Record extracts start

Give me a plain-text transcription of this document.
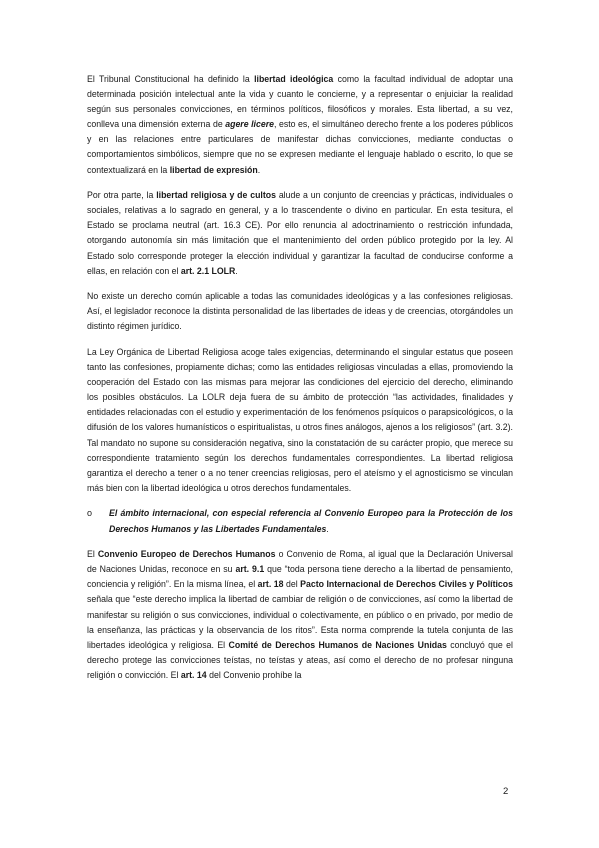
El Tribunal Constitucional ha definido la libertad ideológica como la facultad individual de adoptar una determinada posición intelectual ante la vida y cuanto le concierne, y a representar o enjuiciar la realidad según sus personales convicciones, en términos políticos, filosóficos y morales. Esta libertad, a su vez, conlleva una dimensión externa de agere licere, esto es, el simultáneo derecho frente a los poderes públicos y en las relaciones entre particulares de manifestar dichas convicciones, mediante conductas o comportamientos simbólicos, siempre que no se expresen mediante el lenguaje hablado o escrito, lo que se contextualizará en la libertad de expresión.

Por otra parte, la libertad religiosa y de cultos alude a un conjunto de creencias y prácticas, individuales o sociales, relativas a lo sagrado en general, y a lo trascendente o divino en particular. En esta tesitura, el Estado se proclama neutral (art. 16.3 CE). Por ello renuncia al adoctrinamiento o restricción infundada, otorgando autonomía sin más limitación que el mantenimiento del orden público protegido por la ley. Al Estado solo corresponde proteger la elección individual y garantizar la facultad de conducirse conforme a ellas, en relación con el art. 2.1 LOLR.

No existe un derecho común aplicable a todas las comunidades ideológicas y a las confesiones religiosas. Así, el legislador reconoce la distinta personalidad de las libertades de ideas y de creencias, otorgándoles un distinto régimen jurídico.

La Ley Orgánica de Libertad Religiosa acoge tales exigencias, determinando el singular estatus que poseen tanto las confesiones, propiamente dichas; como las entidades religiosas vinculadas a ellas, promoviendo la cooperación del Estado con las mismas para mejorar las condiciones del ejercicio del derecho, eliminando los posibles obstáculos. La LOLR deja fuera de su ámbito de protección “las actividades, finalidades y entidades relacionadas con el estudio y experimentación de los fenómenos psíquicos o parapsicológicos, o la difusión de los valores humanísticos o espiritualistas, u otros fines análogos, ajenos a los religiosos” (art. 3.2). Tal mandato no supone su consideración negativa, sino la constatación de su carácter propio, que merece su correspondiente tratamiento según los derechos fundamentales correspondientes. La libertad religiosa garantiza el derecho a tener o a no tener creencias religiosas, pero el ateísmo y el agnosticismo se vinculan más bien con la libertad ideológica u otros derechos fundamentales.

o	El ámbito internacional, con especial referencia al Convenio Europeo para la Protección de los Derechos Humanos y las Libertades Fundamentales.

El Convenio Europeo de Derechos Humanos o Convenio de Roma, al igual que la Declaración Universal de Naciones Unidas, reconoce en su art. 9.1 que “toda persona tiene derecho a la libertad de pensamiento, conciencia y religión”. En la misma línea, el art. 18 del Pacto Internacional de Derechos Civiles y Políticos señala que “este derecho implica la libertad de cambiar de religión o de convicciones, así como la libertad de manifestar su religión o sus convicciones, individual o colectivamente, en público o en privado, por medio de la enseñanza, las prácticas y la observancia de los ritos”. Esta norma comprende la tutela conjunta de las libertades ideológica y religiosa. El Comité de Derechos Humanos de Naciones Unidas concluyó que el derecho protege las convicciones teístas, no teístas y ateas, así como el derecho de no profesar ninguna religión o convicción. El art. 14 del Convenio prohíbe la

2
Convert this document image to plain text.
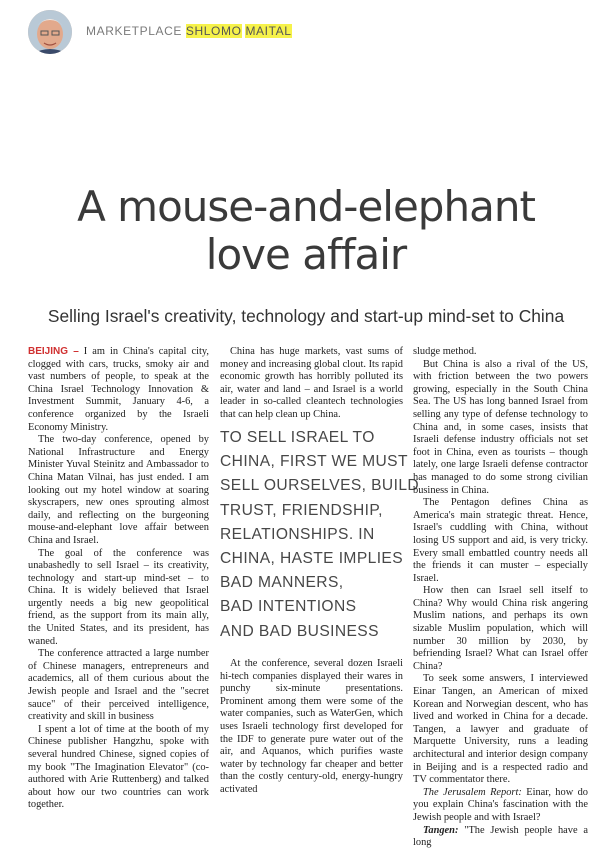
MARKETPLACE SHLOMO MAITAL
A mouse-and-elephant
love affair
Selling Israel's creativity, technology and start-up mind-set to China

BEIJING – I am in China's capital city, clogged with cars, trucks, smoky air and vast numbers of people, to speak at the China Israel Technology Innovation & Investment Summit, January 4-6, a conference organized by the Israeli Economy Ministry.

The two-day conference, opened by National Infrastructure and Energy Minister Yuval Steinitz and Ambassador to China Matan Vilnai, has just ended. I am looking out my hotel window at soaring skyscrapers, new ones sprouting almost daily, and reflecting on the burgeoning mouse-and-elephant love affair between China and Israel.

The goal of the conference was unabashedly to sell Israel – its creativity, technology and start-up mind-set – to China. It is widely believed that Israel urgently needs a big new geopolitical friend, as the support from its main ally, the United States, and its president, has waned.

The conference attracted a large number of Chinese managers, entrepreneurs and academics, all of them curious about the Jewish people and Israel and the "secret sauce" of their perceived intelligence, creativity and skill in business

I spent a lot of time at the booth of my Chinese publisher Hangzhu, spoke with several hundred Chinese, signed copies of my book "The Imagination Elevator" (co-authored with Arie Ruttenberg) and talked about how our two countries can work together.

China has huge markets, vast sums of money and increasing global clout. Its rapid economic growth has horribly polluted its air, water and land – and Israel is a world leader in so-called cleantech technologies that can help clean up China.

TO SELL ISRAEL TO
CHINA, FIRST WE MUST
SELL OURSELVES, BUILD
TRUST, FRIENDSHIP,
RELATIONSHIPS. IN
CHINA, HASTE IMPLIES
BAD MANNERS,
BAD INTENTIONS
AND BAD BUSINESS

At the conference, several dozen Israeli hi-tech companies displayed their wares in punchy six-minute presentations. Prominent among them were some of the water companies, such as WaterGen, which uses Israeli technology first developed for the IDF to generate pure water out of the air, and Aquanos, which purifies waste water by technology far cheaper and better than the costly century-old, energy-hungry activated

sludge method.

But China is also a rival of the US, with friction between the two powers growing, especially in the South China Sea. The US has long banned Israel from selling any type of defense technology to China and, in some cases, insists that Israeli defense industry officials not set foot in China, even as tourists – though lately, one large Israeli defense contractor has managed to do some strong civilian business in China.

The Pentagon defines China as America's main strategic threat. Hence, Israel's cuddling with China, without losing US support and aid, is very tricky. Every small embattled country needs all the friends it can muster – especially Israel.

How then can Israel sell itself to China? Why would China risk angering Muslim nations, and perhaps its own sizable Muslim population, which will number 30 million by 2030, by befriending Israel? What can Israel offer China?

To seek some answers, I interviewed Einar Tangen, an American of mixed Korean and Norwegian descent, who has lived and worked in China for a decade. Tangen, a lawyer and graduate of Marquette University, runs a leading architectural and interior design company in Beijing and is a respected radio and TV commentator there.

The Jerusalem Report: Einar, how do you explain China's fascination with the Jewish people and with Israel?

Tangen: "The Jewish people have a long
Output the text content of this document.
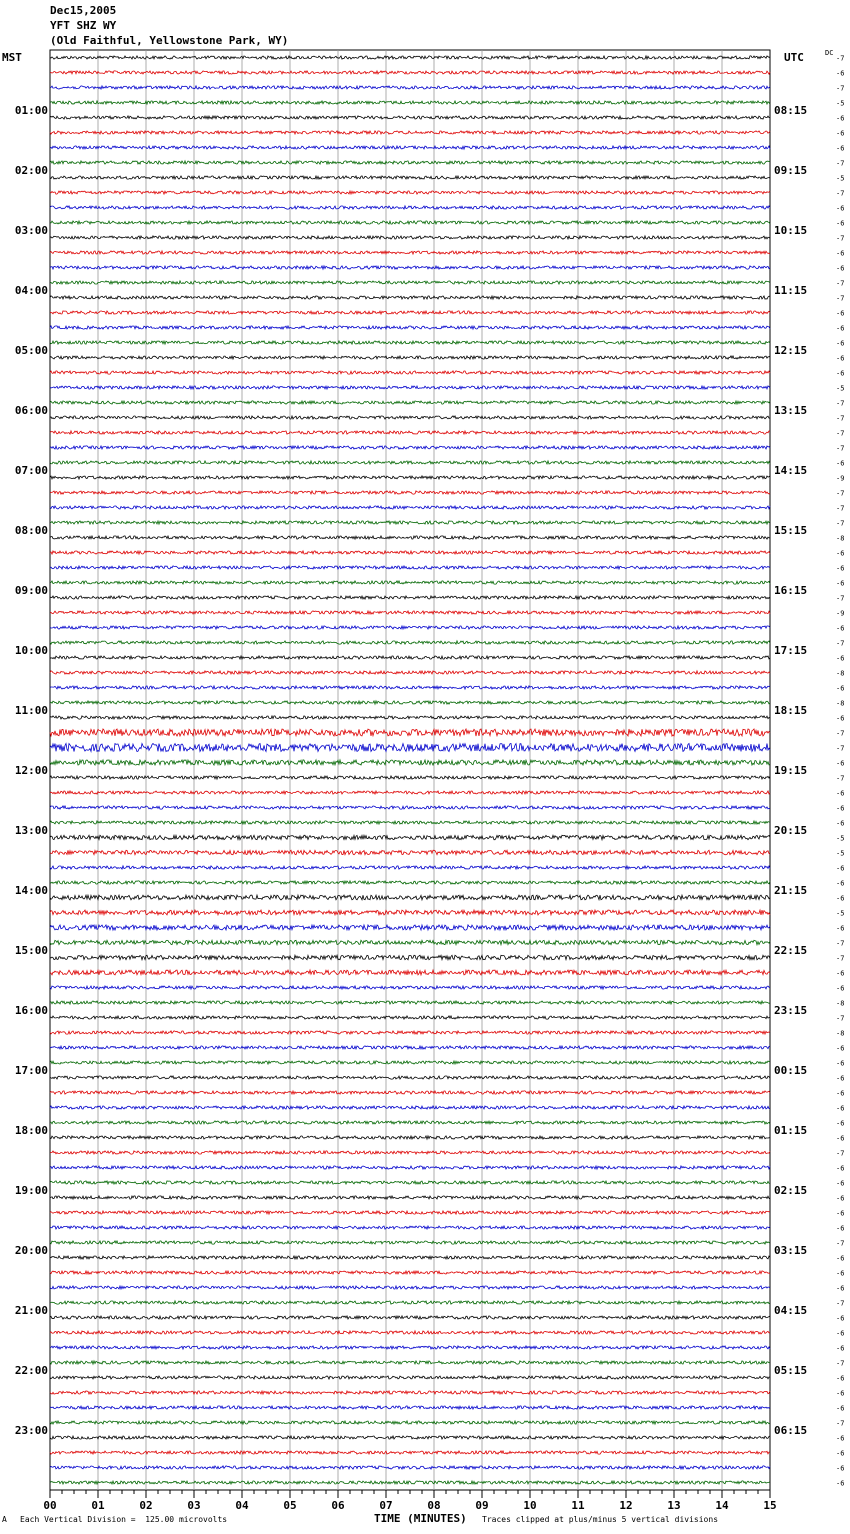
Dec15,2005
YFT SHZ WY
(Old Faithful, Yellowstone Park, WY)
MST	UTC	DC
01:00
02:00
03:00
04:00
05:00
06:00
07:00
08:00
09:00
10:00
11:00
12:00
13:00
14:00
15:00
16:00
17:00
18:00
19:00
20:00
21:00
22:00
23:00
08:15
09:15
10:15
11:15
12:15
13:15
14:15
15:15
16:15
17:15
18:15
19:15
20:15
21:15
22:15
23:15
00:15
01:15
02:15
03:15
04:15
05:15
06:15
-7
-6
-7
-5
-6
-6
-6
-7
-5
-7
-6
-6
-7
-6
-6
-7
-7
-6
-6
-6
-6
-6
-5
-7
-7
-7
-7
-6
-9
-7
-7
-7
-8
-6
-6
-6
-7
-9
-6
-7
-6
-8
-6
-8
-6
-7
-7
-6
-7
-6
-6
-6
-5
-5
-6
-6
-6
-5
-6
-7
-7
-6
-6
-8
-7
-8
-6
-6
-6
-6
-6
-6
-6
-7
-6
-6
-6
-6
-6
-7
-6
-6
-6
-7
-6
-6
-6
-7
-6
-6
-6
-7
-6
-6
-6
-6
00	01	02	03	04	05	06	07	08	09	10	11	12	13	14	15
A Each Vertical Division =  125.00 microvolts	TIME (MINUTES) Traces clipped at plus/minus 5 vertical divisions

Record extracts end

** Task to complete **
In your copy of the records, include no pictures; repeat everything else exactly.

** Task solution **
Give me a plain-text transcription of this document.
El Tribunal Constitucional ha definido la libertad ideológica como la facultad individual de adoptar una determinada posición intelectual ante la vida y cuanto le concierne, y a representar o enjuiciar la realidad según sus personales convicciones, en términos políticos, filosóficos y morales. Esta libertad, a su vez, conlleva una dimensión externa de agere licere, esto es, el simultáneo derecho frente a los poderes públicos y en las relaciones entre particulares de manifestar dichas convicciones, mediante conductas o comportamientos simbólicos, siempre que no se expresen mediante el lenguaje hablado o escrito, lo que se contextualizará en la libertad de expresión.

Por otra parte, la libertad religiosa y de cultos alude a un conjunto de creencias y prácticas, individuales o sociales, relativas a lo sagrado en general, y a lo trascendente o divino en particular. En esta tesitura, el Estado se proclama neutral (art. 16.3 CE). Por ello renuncia al adoctrinamiento o restricción infundada, otorgando autonomía sin más limitación que el mantenimiento del orden público protegido por la ley. Al Estado solo corresponde proteger la elección individual y garantizar la facultad de conducirse conforme a ellas, en relación con el art. 2.1 LOLR.

No existe un derecho común aplicable a todas las comunidades ideológicas y a las confesiones religiosas. Así, el legislador reconoce la distinta personalidad de las libertades de ideas y de creencias, otorgándoles un distinto régimen jurídico.

La Ley Orgánica de Libertad Religiosa acoge tales exigencias, determinando el singular estatus que poseen tanto las confesiones, propiamente dichas; como las entidades religiosas vinculadas a ellas, promoviendo la cooperación del Estado con las mismas para mejorar las condiciones del ejercicio del derecho, eliminando los posibles obstáculos. La LOLR deja fuera de su ámbito de protección “las actividades, finalidades y entidades relacionadas con el estudio y experimentación de los fenómenos psíquicos o parapsicológicos, o la difusión de los valores humanísticos o espiritualistas, u otros fines análogos, ajenos a los religiosos” (art. 3.2). Tal mandato no supone su consideración negativa, sino la constatación de su carácter propio, que merece su correspondiente tratamiento según los derechos fundamentales correspondientes. La libertad religiosa garantiza el derecho a tener o a no tener creencias religiosas, pero el ateísmo y el agnosticismo se vinculan más bien con la libertad ideológica u otros derechos fundamentales.

o	El ámbito internacional, con especial referencia al Convenio Europeo para la Protección de los Derechos Humanos y las Libertades Fundamentales.

El Convenio Europeo de Derechos Humanos o Convenio de Roma, al igual que la Declaración Universal de Naciones Unidas, reconoce en su art. 9.1 que “toda persona tiene derecho a la libertad de pensamiento, conciencia y religión”. En la misma línea, el art. 18 del Pacto Internacional de Derechos Civiles y Políticos señala que “este derecho implica la libertad de cambiar de religión o de convicciones, así como la libertad de manifestar su religión o sus convicciones, individual o colectivamente, en público o en privado, por medio de la enseñanza, las prácticas y la observancia de los ritos”. Esta norma comprende la tutela conjunta de las libertades ideológica y religiosa. El Comité de Derechos Humanos de Naciones Unidas concluyó que el derecho protege las convicciones teístas, no teístas y ateas, así como el derecho de no profesar ninguna religión o convicción. El art. 14 del Convenio prohíbe la

2
Convert this document image to plain text.
MARKETPLACE SHLOMO MAITAL
A mouse-and-elephant
love affair
Selling Israel's creativity, technology and start-up mind-set to China

BEIJING – I am in China's capital city, clogged with cars, trucks, smoky air and vast numbers of people, to speak at the China Israel Technology Innovation & Investment Summit, January 4-6, a conference organized by the Israeli Economy Ministry.

The two-day conference, opened by National Infrastructure and Energy Minister Yuval Steinitz and Ambassador to China Matan Vilnai, has just ended. I am looking out my hotel window at soaring skyscrapers, new ones sprouting almost daily, and reflecting on the burgeoning mouse-and-elephant love affair between China and Israel.

The goal of the conference was unabashedly to sell Israel – its creativity, technology and start-up mind-set – to China. It is widely believed that Israel urgently needs a big new geopolitical friend, as the support from its main ally, the United States, and its president, has waned.

The conference attracted a large number of Chinese managers, entrepreneurs and academics, all of them curious about the Jewish people and Israel and the "secret sauce" of their perceived intelligence, creativity and skill in business

I spent a lot of time at the booth of my Chinese publisher Hangzhu, spoke with several hundred Chinese, signed copies of my book "The Imagination Elevator" (co-authored with Arie Ruttenberg) and talked about how our two countries can work together.

China has huge markets, vast sums of money and increasing global clout. Its rapid economic growth has horribly polluted its air, water and land – and Israel is a world leader in so-called cleantech technologies that can help clean up China.

TO SELL ISRAEL TO
CHINA, FIRST WE MUST
SELL OURSELVES, BUILD
TRUST, FRIENDSHIP,
RELATIONSHIPS. IN
CHINA, HASTE IMPLIES
BAD MANNERS,
BAD INTENTIONS
AND BAD BUSINESS

At the conference, several dozen Israeli hi-tech companies displayed their wares in punchy six-minute presentations. Prominent among them were some of the water companies, such as WaterGen, which uses Israeli technology first developed for the IDF to generate pure water out of the air, and Aquanos, which purifies waste water by technology far cheaper and better than the costly century-old, energy-hungry activated

sludge method.

But China is also a rival of the US, with friction between the two powers growing, especially in the South China Sea. The US has long banned Israel from selling any type of defense technology to China and, in some cases, insists that Israeli defense industry officials not set foot in China, even as tourists – though lately, one large Israeli defense contractor has managed to do some strong civilian business in China.

The Pentagon defines China as America's main strategic threat. Hence, Israel's cuddling with China, without losing US support and aid, is very tricky. Every small embattled country needs all the friends it can muster – especially Israel.

How then can Israel sell itself to China? Why would China risk angering Muslim nations, and perhaps its own sizable Muslim population, which will number 30 million by 2030, by befriending Israel? What can Israel offer China?

To seek some answers, I interviewed Einar Tangen, an American of mixed Korean and Norwegian descent, who has lived and worked in China for a decade. Tangen, a lawyer and graduate of Marquette University, runs a leading architectural and interior design company in Beijing and is a respected radio and TV commentator there.

The Jerusalem Report: Einar, how do you explain China's fascination with the Jewish people and with Israel?

Tangen: "The Jewish people have a long
Output the text content of this document.
Dec15,2005
YFT SHZ WY
(Old Faithful, Yellowstone Park, WY)
MST	UTC	DC
01:00
02:00
03:00
04:00
05:00
06:00
07:00
08:00
09:00
10:00
11:00
12:00
13:00
14:00
15:00
16:00
17:00
18:00
19:00
20:00
21:00
22:00
23:00
08:15
09:15
10:15
11:15
12:15
13:15
14:15
15:15
16:15
17:15
18:15
19:15
20:15
21:15
22:15
23:15
00:15
01:15
02:15
03:15
04:15
05:15
06:15
-7
-6
-7
-5
-6
-6
-6
-7
-5
-7
-6
-6
-7
-6
-6
-7
-7
-6
-6
-6
-6
-6
-5
-7
-7
-7
-7
-6
-9
-7
-7
-7
-8
-6
-6
-6
-7
-9
-6
-7
-6
-8
-6
-8
-6
-7
-7
-6
-7
-6
-6
-6
-5
-5
-6
-6
-6
-5
-6
-7
-7
-6
-6
-8
-7
-8
-6
-6
-6
-6
-6
-6
-6
-7
-6
-6
-6
-6
-6
-7
-6
-6
-6
-7
-6
-6
-6
-7
-6
-6
-6
-7
-6
-6
-6
-6
00	01	02	03	04	05	06	07	08	09	10	11	12	13	14	15
A Each Vertical Division =  125.00 microvolts	TIME (MINUTES) Traces clipped at plus/minus 5 vertical divisions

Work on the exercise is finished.